**Instructions for the task**.
Hunt for the word "Heavy" across the entries below, copying each line that holds it.

— BEGIN Input rows —

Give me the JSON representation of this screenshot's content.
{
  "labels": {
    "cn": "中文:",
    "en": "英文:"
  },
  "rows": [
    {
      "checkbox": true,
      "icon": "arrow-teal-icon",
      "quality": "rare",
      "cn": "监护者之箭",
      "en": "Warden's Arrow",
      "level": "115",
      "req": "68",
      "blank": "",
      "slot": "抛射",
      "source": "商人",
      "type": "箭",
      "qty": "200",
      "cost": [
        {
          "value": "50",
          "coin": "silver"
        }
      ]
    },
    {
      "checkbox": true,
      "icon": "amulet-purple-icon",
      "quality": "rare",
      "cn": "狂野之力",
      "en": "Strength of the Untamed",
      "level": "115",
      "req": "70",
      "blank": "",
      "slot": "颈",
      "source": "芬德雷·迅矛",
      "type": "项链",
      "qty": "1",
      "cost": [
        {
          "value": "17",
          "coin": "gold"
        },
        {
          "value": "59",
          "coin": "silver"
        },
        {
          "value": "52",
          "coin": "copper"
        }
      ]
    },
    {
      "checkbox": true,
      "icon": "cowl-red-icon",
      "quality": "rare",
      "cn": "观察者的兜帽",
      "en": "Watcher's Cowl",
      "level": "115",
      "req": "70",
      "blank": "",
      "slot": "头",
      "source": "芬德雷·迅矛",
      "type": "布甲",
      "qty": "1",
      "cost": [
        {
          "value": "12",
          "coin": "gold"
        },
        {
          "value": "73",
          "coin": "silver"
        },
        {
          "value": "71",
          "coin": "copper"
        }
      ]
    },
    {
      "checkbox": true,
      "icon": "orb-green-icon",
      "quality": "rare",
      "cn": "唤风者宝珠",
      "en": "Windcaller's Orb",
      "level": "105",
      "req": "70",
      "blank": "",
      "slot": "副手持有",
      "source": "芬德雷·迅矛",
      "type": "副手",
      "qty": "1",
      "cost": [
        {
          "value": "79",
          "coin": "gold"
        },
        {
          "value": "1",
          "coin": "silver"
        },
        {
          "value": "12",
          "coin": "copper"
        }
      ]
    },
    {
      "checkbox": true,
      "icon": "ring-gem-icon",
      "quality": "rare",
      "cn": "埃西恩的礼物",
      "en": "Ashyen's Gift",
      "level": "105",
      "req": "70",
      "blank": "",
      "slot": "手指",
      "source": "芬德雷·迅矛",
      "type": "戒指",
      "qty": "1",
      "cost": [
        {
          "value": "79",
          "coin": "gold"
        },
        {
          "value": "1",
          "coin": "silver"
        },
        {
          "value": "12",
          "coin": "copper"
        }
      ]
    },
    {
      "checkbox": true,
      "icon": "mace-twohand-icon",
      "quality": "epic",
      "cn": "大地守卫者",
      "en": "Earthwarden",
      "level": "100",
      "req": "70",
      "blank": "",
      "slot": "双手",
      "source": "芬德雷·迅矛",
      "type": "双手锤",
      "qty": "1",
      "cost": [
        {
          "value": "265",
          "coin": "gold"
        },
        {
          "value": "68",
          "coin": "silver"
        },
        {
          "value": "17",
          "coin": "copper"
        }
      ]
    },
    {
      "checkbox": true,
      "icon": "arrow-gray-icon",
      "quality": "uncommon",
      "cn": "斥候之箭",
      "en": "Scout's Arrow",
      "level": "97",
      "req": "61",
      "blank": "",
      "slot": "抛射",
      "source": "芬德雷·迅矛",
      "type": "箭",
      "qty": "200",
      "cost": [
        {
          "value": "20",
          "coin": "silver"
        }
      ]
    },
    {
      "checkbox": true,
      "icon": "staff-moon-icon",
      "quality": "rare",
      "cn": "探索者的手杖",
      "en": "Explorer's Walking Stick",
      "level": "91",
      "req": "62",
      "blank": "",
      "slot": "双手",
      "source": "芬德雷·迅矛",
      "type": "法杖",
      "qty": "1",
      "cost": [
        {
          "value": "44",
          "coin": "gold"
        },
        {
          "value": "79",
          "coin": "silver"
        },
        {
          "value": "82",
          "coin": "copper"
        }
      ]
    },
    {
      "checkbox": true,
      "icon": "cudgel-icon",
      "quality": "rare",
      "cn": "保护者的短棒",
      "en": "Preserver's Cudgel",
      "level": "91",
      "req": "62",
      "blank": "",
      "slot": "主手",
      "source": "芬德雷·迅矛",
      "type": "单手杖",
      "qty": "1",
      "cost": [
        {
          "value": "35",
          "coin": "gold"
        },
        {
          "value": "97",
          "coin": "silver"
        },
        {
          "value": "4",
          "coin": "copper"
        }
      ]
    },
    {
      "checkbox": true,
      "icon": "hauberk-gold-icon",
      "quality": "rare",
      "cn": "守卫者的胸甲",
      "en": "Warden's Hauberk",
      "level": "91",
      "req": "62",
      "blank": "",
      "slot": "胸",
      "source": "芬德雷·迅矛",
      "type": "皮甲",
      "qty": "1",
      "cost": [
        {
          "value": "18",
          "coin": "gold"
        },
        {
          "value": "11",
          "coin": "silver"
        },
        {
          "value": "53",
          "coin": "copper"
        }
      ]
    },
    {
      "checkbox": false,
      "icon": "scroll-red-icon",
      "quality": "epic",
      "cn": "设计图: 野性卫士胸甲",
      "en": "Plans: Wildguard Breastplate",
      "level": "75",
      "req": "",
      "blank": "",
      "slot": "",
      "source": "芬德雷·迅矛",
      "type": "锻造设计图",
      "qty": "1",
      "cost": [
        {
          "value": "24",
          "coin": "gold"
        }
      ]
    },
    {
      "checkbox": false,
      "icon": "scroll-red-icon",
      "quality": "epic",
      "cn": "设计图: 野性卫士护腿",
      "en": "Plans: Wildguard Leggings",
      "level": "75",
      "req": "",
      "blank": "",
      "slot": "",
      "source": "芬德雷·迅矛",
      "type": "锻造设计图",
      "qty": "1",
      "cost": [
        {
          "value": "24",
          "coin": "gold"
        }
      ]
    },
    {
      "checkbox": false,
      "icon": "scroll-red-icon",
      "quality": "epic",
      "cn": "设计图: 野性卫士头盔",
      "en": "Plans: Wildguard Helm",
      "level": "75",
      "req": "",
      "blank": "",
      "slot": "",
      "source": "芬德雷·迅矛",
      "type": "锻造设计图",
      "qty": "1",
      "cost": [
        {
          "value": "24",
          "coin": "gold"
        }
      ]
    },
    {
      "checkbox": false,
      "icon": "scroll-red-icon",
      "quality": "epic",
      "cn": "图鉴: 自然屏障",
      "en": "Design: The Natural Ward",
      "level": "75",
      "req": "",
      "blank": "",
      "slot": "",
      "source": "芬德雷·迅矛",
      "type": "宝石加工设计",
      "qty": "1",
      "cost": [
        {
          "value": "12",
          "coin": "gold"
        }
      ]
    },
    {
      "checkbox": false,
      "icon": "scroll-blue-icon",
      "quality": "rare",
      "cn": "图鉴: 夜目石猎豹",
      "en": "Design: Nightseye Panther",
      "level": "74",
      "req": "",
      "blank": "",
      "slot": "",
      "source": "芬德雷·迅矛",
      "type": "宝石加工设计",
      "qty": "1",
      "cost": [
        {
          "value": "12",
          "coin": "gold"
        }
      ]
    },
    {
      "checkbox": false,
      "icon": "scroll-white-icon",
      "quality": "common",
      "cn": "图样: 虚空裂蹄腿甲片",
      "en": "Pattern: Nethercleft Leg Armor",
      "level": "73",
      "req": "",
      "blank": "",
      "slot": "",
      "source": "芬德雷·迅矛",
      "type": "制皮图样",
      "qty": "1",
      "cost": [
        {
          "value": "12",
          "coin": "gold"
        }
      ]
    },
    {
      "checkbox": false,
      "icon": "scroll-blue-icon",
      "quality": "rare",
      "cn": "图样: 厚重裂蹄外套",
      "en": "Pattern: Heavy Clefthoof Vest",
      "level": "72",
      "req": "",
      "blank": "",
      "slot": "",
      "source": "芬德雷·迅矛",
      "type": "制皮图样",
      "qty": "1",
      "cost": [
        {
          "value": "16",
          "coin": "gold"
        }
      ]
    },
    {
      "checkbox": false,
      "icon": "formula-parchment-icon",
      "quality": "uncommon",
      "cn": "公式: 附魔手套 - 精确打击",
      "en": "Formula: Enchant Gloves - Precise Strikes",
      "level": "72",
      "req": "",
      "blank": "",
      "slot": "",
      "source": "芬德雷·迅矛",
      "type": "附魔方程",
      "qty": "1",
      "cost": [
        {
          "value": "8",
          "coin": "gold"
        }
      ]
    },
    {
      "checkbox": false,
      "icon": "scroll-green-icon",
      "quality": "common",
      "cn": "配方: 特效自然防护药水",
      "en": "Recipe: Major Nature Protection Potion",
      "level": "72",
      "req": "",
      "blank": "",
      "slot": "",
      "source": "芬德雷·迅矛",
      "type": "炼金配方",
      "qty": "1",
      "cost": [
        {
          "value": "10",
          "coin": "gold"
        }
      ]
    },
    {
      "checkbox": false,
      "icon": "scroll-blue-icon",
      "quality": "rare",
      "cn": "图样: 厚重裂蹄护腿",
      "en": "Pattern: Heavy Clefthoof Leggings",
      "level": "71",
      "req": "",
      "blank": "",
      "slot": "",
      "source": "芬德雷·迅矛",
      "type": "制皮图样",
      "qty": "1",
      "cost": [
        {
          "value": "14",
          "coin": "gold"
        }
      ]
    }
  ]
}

— END Input rows —

**Output for this exercise**.
      "en": "Pattern: Heavy Clefthoof Vest",
      "en": "Pattern: Heavy Clefthoof Leggings",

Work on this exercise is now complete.